— What to work on —
Print the listing that follows, character for character.

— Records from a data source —
########

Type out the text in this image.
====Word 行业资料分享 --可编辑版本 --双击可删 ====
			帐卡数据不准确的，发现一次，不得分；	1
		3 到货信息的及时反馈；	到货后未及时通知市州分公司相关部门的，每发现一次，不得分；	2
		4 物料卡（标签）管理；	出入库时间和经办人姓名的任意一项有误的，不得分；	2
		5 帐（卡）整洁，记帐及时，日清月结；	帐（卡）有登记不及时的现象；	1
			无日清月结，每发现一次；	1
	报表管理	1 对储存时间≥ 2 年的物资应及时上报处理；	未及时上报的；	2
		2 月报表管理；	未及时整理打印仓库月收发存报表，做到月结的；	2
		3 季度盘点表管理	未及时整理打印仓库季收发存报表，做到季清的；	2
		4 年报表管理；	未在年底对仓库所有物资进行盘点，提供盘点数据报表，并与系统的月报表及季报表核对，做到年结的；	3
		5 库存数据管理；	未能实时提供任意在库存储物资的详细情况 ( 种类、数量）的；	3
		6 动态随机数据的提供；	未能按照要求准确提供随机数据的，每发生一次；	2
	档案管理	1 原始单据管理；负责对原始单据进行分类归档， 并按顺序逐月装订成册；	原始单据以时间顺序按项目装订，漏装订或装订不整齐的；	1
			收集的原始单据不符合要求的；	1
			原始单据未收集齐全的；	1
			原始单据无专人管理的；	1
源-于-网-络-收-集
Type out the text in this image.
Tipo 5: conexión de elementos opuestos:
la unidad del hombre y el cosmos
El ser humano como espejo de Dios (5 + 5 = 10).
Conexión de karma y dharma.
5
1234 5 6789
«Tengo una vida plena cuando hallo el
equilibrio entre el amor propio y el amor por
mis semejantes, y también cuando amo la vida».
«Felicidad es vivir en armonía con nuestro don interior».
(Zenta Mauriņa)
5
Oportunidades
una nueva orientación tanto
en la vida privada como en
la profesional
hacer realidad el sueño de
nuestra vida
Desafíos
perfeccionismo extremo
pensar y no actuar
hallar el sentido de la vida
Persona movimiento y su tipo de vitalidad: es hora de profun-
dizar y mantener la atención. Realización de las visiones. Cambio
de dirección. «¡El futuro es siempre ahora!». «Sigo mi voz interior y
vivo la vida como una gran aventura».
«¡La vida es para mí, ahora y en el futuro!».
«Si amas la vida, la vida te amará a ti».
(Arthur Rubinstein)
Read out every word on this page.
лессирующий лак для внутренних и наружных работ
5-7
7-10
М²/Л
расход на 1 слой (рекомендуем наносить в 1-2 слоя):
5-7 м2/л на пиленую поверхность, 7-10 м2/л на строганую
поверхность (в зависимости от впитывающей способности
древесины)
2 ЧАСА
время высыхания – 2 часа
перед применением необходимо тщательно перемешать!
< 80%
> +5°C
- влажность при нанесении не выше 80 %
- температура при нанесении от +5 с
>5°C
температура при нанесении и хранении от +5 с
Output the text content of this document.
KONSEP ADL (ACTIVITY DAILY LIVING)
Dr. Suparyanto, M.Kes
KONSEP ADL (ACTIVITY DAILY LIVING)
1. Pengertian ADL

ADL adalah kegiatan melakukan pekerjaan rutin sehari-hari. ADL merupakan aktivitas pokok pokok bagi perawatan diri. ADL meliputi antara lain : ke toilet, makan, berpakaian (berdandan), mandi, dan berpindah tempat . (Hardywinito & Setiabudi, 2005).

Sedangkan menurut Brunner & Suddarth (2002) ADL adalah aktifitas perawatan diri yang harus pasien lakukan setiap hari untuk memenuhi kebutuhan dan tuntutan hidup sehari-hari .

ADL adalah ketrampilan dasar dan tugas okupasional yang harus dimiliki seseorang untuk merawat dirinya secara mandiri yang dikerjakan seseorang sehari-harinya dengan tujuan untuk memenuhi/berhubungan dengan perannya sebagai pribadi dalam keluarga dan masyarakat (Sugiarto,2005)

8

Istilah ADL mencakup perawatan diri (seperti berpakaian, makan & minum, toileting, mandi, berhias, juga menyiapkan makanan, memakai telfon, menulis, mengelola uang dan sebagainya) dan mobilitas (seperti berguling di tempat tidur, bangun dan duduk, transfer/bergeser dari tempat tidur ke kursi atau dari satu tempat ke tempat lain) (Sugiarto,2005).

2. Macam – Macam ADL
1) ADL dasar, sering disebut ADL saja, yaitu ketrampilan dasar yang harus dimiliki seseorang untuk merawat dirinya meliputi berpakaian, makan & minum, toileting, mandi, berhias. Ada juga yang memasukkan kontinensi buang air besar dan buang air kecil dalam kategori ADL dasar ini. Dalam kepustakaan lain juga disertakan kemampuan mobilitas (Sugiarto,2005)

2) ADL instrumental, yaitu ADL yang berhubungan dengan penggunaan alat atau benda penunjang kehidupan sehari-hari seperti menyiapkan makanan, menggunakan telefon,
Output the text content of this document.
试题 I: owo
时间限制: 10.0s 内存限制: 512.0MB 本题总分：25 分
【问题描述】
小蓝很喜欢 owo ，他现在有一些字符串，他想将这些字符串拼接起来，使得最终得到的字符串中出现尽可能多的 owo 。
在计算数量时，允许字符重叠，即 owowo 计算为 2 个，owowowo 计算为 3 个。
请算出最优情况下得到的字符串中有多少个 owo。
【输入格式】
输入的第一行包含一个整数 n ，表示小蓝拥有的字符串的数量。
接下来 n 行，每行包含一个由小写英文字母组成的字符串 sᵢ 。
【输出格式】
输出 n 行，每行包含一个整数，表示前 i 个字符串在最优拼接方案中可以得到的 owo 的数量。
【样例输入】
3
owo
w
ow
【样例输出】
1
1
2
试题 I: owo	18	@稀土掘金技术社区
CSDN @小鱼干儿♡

########

— Task result —
Type out the text in this image.
====Word 行业资料分享 --可编辑版本 --双击可删 ====
			帐卡数据不准确的，发现一次，不得分；	1
		3 到货信息的及时反馈；	到货后未及时通知市州分公司相关部门的，每发现一次，不得分；	2
		4 物料卡（标签）管理；	出入库时间和经办人姓名的任意一项有误的，不得分；	2
		5 帐（卡）整洁，记帐及时，日清月结；	帐（卡）有登记不及时的现象；	1
			无日清月结，每发现一次；	1
	报表管理	1 对储存时间≥ 2 年的物资应及时上报处理；	未及时上报的；	2
		2 月报表管理；	未及时整理打印仓库月收发存报表，做到月结的；	2
		3 季度盘点表管理	未及时整理打印仓库季收发存报表，做到季清的；	2
		4 年报表管理；	未在年底对仓库所有物资进行盘点，提供盘点数据报表，并与系统的月报表及季报表核对，做到年结的；	3
		5 库存数据管理；	未能实时提供任意在库存储物资的详细情况 ( 种类、数量）的；	3
		6 动态随机数据的提供；	未能按照要求准确提供随机数据的，每发生一次；	2
	档案管理	1 原始单据管理；负责对原始单据进行分类归档， 并按顺序逐月装订成册；	原始单据以时间顺序按项目装订，漏装订或装订不整齐的；	1
			收集的原始单据不符合要求的；	1
			原始单据未收集齐全的；	1
			原始单据无专人管理的；	1
源-于-网-络-收-集
Type out the text in this image.
Tipo 5: conexión de elementos opuestos:
la unidad del hombre y el cosmos
El ser humano como espejo de Dios (5 + 5 = 10).
Conexión de karma y dharma.
5
1234 5 6789
«Tengo una vida plena cuando hallo el
equilibrio entre el amor propio y el amor por
mis semejantes, y también cuando amo la vida».
«Felicidad es vivir en armonía con nuestro don interior».
(Zenta Mauriņa)
5
Oportunidades
una nueva orientación tanto
en la vida privada como en
la profesional
hacer realidad el sueño de
nuestra vida
Desafíos
perfeccionismo extremo
pensar y no actuar
hallar el sentido de la vida
Persona movimiento y su tipo de vitalidad: es hora de profun-
dizar y mantener la atención. Realización de las visiones. Cambio
de dirección. «¡El futuro es siempre ahora!». «Sigo mi voz interior y
vivo la vida como una gran aventura».
«¡La vida es para mí, ahora y en el futuro!».
«Si amas la vida, la vida te amará a ti».
(Arthur Rubinstein)
Read out every word on this page.
лессирующий лак для внутренних и наружных работ
5-7
7-10
М²/Л
расход на 1 слой (рекомендуем наносить в 1-2 слоя):
5-7 м2/л на пиленую поверхность, 7-10 м2/л на строганую
поверхность (в зависимости от впитывающей способности
древесины)
2 ЧАСА
время высыхания – 2 часа
перед применением необходимо тщательно перемешать!
< 80%
> +5°C
- влажность при нанесении не выше 80 %
- температура при нанесении от +5 с
>5°C
температура при нанесении и хранении от +5 с
Output the text content of this document.
KONSEP ADL (ACTIVITY DAILY LIVING)
Dr. Suparyanto, M.Kes
KONSEP ADL (ACTIVITY DAILY LIVING)
1. Pengertian ADL

ADL adalah kegiatan melakukan pekerjaan rutin sehari-hari. ADL merupakan aktivitas pokok pokok bagi perawatan diri. ADL meliputi antara lain : ke toilet, makan, berpakaian (berdandan), mandi, dan berpindah tempat . (Hardywinito & Setiabudi, 2005).

Sedangkan menurut Brunner & Suddarth (2002) ADL adalah aktifitas perawatan diri yang harus pasien lakukan setiap hari untuk memenuhi kebutuhan dan tuntutan hidup sehari-hari .

ADL adalah ketrampilan dasar dan tugas okupasional yang harus dimiliki seseorang untuk merawat dirinya secara mandiri yang dikerjakan seseorang sehari-harinya dengan tujuan untuk memenuhi/berhubungan dengan perannya sebagai pribadi dalam keluarga dan masyarakat (Sugiarto,2005)

8

Istilah ADL mencakup perawatan diri (seperti berpakaian, makan & minum, toileting, mandi, berhias, juga menyiapkan makanan, memakai telfon, menulis, mengelola uang dan sebagainya) dan mobilitas (seperti berguling di tempat tidur, bangun dan duduk, transfer/bergeser dari tempat tidur ke kursi atau dari satu tempat ke tempat lain) (Sugiarto,2005).

2. Macam – Macam ADL
1) ADL dasar, sering disebut ADL saja, yaitu ketrampilan dasar yang harus dimiliki seseorang untuk merawat dirinya meliputi berpakaian, makan & minum, toileting, mandi, berhias. Ada juga yang memasukkan kontinensi buang air besar dan buang air kecil dalam kategori ADL dasar ini. Dalam kepustakaan lain juga disertakan kemampuan mobilitas (Sugiarto,2005)

2) ADL instrumental, yaitu ADL yang berhubungan dengan penggunaan alat atau benda penunjang kehidupan sehari-hari seperti menyiapkan makanan, menggunakan telefon,
Output the text content of this document.
试题 I: owo
时间限制: 10.0s 内存限制: 512.0MB 本题总分：25 分
【问题描述】
小蓝很喜欢 owo ，他现在有一些字符串，他想将这些字符串拼接起来，使得最终得到的字符串中出现尽可能多的 owo 。
在计算数量时，允许字符重叠，即 owowo 计算为 2 个，owowowo 计算为 3 个。
请算出最优情况下得到的字符串中有多少个 owo。
【输入格式】
输入的第一行包含一个整数 n ，表示小蓝拥有的字符串的数量。
接下来 n 行，每行包含一个由小写英文字母组成的字符串 sᵢ 。
【输出格式】
输出 n 行，每行包含一个整数，表示前 i 个字符串在最优拼接方案中可以得到的 owo 的数量。
【样例输入】
3
owo
w
ow
【样例输出】
1
1
2
试题 I: owo	18	@稀土掘金技术社区
CSDN @小鱼干儿♡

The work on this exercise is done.